====== DATA SHOWN ======

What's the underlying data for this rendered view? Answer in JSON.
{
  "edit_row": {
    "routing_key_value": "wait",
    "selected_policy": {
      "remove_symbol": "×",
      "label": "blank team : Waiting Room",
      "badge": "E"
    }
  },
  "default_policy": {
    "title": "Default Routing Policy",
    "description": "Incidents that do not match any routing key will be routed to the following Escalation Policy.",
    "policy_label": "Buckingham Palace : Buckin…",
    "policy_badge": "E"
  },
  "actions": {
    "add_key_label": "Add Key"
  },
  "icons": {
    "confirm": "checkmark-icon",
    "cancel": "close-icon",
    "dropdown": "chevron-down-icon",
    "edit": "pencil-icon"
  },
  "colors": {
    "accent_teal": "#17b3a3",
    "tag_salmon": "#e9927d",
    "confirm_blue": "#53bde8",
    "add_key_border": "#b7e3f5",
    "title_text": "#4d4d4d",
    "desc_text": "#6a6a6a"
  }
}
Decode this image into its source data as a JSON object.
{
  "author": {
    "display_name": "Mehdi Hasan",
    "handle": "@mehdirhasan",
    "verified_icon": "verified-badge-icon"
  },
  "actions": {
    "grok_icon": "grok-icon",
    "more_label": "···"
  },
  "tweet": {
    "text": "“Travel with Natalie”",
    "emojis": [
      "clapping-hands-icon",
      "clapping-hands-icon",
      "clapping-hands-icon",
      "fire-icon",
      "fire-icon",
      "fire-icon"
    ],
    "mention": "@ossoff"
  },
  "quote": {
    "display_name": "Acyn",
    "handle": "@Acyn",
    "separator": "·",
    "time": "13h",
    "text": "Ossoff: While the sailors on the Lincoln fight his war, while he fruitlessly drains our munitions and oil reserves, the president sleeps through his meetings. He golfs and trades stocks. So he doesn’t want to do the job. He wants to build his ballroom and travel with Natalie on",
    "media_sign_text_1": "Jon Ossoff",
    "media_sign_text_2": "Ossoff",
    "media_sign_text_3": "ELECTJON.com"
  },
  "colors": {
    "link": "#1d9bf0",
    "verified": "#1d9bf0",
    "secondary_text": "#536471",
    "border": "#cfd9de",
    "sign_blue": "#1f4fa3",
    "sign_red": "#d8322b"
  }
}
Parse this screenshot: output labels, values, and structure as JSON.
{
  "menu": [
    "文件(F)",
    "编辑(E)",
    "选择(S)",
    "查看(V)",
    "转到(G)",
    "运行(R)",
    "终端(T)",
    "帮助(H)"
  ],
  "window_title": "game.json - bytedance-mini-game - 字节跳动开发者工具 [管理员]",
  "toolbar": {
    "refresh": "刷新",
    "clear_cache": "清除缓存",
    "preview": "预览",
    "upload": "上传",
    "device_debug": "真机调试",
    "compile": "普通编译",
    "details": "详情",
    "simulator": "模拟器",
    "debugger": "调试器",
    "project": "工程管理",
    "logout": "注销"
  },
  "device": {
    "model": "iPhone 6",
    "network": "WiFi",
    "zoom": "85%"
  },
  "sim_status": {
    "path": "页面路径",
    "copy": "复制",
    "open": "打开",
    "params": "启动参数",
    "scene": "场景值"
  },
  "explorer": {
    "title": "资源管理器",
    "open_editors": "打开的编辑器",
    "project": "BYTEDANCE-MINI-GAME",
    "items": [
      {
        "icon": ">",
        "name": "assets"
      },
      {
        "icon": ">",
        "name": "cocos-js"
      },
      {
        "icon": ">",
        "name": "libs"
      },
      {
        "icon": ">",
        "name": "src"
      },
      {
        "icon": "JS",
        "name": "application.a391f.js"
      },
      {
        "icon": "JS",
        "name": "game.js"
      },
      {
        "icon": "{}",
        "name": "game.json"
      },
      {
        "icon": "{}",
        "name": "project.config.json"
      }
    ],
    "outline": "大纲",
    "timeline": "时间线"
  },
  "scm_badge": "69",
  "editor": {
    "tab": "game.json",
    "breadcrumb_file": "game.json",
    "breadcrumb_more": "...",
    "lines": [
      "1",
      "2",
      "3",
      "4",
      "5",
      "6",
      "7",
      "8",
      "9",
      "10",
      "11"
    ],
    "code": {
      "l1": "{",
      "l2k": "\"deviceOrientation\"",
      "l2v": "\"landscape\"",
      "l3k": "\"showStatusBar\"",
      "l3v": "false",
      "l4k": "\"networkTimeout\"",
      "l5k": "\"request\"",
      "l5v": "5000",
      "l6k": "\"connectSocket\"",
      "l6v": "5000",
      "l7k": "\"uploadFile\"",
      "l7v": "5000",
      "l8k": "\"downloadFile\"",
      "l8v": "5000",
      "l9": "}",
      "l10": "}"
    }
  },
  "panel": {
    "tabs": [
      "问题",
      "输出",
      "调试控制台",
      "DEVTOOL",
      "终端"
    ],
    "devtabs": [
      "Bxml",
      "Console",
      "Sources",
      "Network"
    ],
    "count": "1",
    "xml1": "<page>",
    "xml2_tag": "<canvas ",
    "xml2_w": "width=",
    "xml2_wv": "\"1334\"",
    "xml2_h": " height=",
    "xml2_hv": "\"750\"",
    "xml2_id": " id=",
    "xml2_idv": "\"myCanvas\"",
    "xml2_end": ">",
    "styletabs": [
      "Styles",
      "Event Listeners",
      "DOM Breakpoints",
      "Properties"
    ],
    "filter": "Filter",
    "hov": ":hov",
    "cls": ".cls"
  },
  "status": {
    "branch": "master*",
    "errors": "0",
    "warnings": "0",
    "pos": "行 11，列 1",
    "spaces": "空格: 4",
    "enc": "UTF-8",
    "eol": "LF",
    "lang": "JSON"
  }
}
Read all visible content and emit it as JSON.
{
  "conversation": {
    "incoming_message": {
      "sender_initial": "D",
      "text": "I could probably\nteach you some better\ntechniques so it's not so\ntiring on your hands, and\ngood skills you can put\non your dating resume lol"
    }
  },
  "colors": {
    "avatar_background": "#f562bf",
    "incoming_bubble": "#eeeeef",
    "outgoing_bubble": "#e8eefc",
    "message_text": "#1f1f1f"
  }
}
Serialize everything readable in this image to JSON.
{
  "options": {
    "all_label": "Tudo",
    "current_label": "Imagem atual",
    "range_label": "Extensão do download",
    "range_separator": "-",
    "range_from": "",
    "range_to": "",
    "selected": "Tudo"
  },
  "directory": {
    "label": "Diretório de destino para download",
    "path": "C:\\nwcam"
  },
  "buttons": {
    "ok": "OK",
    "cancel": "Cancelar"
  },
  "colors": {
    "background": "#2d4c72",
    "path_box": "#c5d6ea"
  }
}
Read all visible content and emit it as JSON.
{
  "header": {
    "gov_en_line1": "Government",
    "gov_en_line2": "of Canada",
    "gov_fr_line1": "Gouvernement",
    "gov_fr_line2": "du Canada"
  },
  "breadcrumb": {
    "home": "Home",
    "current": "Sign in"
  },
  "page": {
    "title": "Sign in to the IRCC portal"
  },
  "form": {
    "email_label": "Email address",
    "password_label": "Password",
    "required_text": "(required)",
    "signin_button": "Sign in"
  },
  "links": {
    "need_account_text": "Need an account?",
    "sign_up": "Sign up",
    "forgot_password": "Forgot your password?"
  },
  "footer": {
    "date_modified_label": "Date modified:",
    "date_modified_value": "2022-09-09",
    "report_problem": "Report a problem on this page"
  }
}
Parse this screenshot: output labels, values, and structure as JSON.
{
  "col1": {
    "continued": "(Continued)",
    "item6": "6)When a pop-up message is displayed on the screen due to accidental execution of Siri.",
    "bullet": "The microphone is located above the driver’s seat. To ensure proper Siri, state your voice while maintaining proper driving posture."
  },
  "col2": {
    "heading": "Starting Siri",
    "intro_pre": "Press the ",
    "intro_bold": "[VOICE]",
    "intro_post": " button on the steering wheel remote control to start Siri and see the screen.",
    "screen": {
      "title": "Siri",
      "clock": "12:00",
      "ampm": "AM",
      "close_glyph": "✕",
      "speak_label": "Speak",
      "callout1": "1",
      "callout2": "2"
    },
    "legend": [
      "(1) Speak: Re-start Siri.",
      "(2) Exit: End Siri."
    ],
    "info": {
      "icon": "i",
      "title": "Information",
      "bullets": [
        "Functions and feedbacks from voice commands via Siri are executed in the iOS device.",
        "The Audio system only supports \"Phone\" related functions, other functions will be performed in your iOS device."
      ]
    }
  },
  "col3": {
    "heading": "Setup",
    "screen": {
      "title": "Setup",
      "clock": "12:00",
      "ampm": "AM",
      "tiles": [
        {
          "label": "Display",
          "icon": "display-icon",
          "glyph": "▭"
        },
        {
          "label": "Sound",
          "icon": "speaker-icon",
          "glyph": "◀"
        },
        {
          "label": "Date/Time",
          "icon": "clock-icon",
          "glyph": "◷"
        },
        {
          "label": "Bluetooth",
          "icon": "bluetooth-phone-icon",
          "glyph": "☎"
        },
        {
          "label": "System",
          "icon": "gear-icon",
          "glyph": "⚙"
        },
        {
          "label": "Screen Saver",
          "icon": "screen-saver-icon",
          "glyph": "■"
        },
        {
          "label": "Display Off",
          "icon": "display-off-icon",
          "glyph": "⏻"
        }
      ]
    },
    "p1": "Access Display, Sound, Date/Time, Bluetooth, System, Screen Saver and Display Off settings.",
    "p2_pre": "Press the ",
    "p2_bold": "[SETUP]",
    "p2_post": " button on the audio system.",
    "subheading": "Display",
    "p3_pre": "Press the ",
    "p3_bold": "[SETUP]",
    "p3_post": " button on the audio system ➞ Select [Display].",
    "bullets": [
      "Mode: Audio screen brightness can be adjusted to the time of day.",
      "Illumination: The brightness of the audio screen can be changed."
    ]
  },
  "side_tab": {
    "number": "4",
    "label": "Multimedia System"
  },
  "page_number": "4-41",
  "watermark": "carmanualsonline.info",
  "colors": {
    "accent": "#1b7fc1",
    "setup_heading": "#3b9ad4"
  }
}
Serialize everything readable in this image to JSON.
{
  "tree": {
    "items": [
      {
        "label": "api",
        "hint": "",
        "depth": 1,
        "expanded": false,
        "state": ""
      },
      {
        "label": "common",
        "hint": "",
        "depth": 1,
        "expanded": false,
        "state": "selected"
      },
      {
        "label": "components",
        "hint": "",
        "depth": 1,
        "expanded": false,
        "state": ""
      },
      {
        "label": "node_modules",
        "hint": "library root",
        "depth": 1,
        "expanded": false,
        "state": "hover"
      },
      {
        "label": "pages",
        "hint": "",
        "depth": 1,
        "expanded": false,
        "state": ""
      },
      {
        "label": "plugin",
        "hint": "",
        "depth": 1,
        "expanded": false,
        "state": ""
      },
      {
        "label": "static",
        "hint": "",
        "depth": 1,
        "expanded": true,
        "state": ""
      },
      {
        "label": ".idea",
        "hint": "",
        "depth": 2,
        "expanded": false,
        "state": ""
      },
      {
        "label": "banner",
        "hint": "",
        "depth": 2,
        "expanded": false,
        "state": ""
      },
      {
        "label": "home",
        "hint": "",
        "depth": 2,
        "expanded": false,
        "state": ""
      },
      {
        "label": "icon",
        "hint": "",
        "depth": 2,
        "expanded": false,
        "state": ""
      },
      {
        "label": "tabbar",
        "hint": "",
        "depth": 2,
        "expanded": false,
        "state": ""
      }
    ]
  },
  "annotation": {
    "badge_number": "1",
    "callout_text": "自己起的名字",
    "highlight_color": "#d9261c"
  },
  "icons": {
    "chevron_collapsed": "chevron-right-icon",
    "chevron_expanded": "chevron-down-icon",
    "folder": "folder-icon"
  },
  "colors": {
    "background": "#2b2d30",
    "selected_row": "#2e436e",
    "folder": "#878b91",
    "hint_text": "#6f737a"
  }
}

======

TASK DIRECTIONS >> Report how many lines of the records above contain the word "Press", giving only the number.

RESULT OF THIS TASK >> 3